* ENTRIES:
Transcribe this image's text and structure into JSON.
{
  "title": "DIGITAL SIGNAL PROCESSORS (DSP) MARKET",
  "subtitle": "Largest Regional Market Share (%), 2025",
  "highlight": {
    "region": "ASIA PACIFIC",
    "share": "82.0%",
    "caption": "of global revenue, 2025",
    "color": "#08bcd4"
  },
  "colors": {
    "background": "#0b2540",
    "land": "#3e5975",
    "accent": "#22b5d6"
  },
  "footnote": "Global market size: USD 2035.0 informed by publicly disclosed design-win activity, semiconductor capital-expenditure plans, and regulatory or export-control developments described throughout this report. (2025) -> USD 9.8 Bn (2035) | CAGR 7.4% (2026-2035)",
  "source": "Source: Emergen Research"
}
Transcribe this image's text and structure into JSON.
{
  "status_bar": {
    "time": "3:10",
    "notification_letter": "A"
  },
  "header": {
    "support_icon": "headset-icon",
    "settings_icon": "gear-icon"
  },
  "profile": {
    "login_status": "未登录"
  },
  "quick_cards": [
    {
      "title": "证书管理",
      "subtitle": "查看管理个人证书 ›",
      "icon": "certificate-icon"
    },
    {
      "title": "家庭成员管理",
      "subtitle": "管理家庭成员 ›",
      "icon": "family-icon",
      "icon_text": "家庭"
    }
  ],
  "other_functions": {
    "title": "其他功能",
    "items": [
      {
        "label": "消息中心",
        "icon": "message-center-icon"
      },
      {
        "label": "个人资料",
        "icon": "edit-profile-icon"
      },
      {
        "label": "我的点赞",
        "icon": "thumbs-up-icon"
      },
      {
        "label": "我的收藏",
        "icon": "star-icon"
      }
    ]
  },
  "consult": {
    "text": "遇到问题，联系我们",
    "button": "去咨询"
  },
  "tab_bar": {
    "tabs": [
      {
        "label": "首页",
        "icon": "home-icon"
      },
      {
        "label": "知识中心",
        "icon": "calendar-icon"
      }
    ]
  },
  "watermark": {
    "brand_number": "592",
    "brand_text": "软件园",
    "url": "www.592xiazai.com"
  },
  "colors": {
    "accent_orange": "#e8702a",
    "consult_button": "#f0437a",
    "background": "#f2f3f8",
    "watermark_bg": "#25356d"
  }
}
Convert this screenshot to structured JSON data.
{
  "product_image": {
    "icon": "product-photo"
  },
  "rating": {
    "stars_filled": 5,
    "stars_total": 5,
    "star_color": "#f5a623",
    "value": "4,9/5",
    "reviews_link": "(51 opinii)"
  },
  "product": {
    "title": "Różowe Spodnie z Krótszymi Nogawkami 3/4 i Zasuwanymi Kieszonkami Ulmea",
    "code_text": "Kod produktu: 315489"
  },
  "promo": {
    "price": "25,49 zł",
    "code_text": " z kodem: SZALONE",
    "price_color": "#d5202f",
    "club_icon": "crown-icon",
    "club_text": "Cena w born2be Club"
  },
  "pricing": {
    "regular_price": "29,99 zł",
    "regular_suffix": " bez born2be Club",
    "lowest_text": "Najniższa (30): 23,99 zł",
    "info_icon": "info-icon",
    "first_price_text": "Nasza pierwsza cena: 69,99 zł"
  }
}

* TASK: For each line of the entries that includes "this", show that line.

* FINAL ANSWER:
Transcribe this image's text and structure into JSON.
  "footnote": "Global market size: USD 2035.0 informed by publicly disclosed design-win activity, semiconductor capital-expenditure plans, and regulatory or export-control developments described throughout this report. (2025) -> USD 9.8 Bn (2035) | CAGR 7.4% (2026-2035)",
Transcribe this image's text and structure into JSON.
Convert this screenshot to structured JSON data.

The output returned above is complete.